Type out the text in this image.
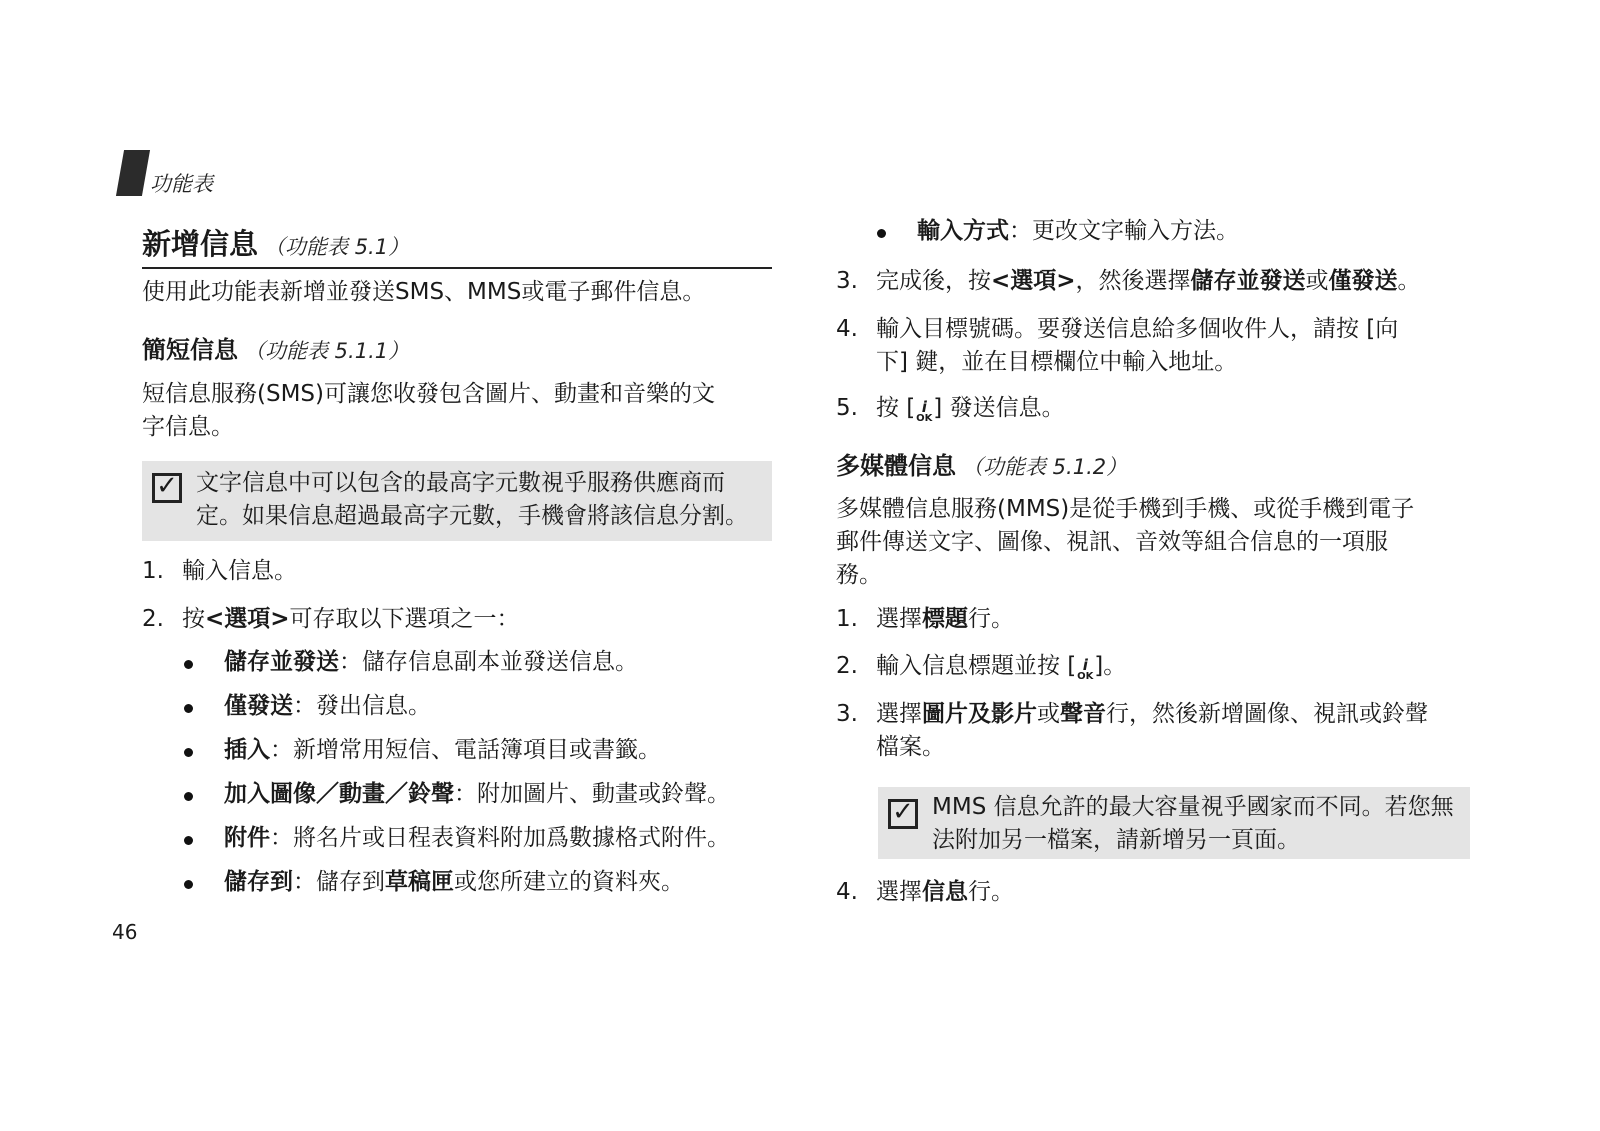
功能表
新增信息 （功能表 5.1）
使用此功能表新增並發送SMS、MMS或電子郵件信息。
簡短信息 （功能表 5.1.1）
短信息服務(SMS)可讓您收發包含圖片、動畫和音樂的文
字信息。
✓ 文字信息中可以包含的最高字元數視乎服務供應商而
定。如果信息超過最高字元數，手機會將該信息分割。
1. 輸入信息。
2. 按<選項>可存取以下選項之一：
儲存並發送：儲存信息副本並發送信息。
僅發送：發出信息。
插入：新增常用短信、電話簿項目或書籤。
加入圖像／動畫／鈴聲：附加圖片、動畫或鈴聲。
附件：將名片或日程表資料附加爲數據格式附件。
儲存到：儲存到草稿匣或您所建立的資料夾。
46
輸入方式：更改文字輸入方法。
3. 完成後，按<選項>，然後選擇儲存並發送或僅發送。
4. 輸入目標號碼。要發送信息給多個收件人，請按 [向
下] 鍵，並在目標欄位中輸入地址。
5. 按 [ i
OK ] 發送信息。
多媒體信息 （功能表 5.1.2）
多媒體信息服務(MMS)是從手機到手機、或從手機到電子
郵件傳送文字、圖像、視訊、音效等組合信息的一項服
務。
1. 選擇標題行。
2. 輸入信息標題並按 [ i
OK ]。
3. 選擇圖片及影片或聲音行，然後新增圖像、視訊或鈴聲
檔案。
✓ MMS 信息允許的最大容量視乎國家而不同。若您無
法附加另一檔案，請新增另一頁面。
4. 選擇信息行。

→ WHAT THE TASK REQUIRES:
Write out the whole listing exactly, and drop the pictures.

→ RESULT OF THE TASK:
Type out the text in this image.
功能表
新增信息 （功能表 5.1）
使用此功能表新增並發送SMS、MMS或電子郵件信息。
簡短信息 （功能表 5.1.1）
短信息服務(SMS)可讓您收發包含圖片、動畫和音樂的文
字信息。
✓ 文字信息中可以包含的最高字元數視乎服務供應商而
定。如果信息超過最高字元數，手機會將該信息分割。
1. 輸入信息。
2. 按<選項>可存取以下選項之一：
儲存並發送：儲存信息副本並發送信息。
僅發送：發出信息。
插入：新增常用短信、電話簿項目或書籤。
加入圖像／動畫／鈴聲：附加圖片、動畫或鈴聲。
附件：將名片或日程表資料附加爲數據格式附件。
儲存到：儲存到草稿匣或您所建立的資料夾。
46
輸入方式：更改文字輸入方法。
3. 完成後，按<選項>，然後選擇儲存並發送或僅發送。
4. 輸入目標號碼。要發送信息給多個收件人，請按 [向
下] 鍵，並在目標欄位中輸入地址。
5. 按 [ i
OK ] 發送信息。
多媒體信息 （功能表 5.1.2）
多媒體信息服務(MMS)是從手機到手機、或從手機到電子
郵件傳送文字、圖像、視訊、音效等組合信息的一項服
務。
1. 選擇標題行。
2. 輸入信息標題並按 [ i
OK ]。
3. 選擇圖片及影片或聲音行，然後新增圖像、視訊或鈴聲
檔案。
✓ MMS 信息允許的最大容量視乎國家而不同。若您無
法附加另一檔案，請新增另一頁面。
4. 選擇信息行。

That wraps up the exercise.